§ **EXERCISE MATERIALS**:
>>>>
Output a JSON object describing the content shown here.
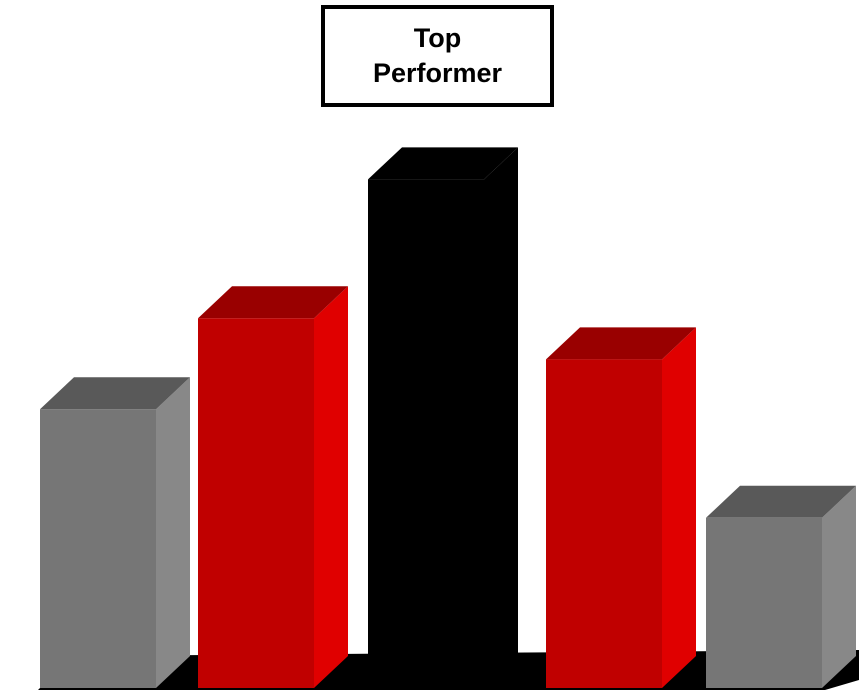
{
  "chart_data": {
    "type": "bar",
    "style": "3d",
    "title": "",
    "xlabel": "",
    "ylabel": "",
    "categories": [
      "",
      "",
      "",
      "",
      ""
    ],
    "values": [
      285,
      378,
      520,
      336,
      174
    ],
    "ylim": [
      0,
      550
    ],
    "grid": false,
    "legend": "none",
    "annotation": {
      "text": "Top\nPerformer",
      "target_index": 2,
      "placement": "above"
    },
    "colors": {
      "gray": "#767676",
      "red": "#c00000",
      "black": "#000000",
      "floor": "#000000"
    },
    "bar_colors": [
      "gray",
      "red",
      "black",
      "red",
      "gray"
    ]
  }
}
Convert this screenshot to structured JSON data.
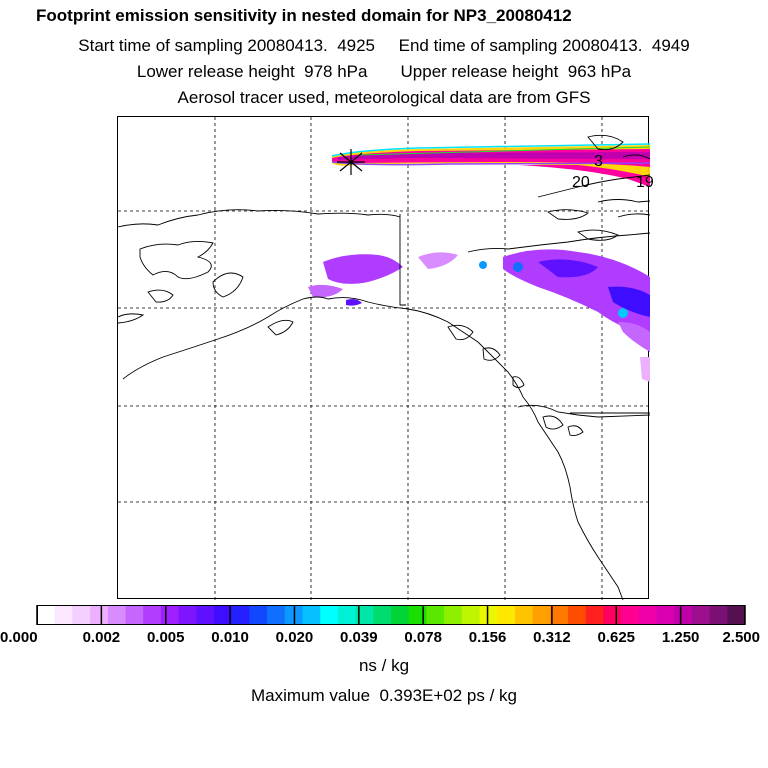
{
  "header": {
    "title": "Footprint emission sensitivity in nested domain for NP3_20080412",
    "line2": "Start time of sampling 20080413.  4925     End time of sampling 20080413.  4949",
    "line3": "Lower release height  978 hPa       Upper release height  963 hPa",
    "line4": "Aerosol tracer used, meteorological data are from GFS"
  },
  "map": {
    "labels": [
      {
        "text": "3"
      },
      {
        "text": "20"
      },
      {
        "text": "19"
      }
    ],
    "release_marker": "asterisk-star-icon",
    "grid": "dashed"
  },
  "colorbar": {
    "colors": [
      "#ffffff",
      "#fbe7ff",
      "#f4cfff",
      "#ecb0ff",
      "#d88cff",
      "#c566ff",
      "#b13dff",
      "#9f1fff",
      "#7d16ff",
      "#5e10ff",
      "#3e0dff",
      "#2420ff",
      "#1047ff",
      "#0f70ff",
      "#0b98ff",
      "#07c0ff",
      "#00ffff",
      "#00f0d6",
      "#00e5a8",
      "#00dc6e",
      "#00d437",
      "#19e000",
      "#5be800",
      "#8ef000",
      "#bff500",
      "#e9f700",
      "#ffe800",
      "#ffc400",
      "#ffa000",
      "#ff7800",
      "#ff4d00",
      "#ff2020",
      "#ff0060",
      "#ff0090",
      "#f000a8",
      "#d800b0",
      "#c000a8",
      "#9c1090",
      "#7a1074",
      "#551050"
    ],
    "ticks": [
      "0.000",
      "0.002",
      "0.005",
      "0.010",
      "0.020",
      "0.039",
      "0.078",
      "0.156",
      "0.312",
      "0.625",
      "1.250",
      "2.500"
    ],
    "units": "ns / kg"
  },
  "footer": {
    "maximum": "Maximum value  0.393E+02 ps / kg"
  }
}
<<<<
§ **EXERCISE PROMPT**: Copy each line from the records above that includes the string "text".

§ **TASK SOLUTION**:
      "text": "Top\nPerformer",
        "text": "3"
        "text": "20"
        "text": "19"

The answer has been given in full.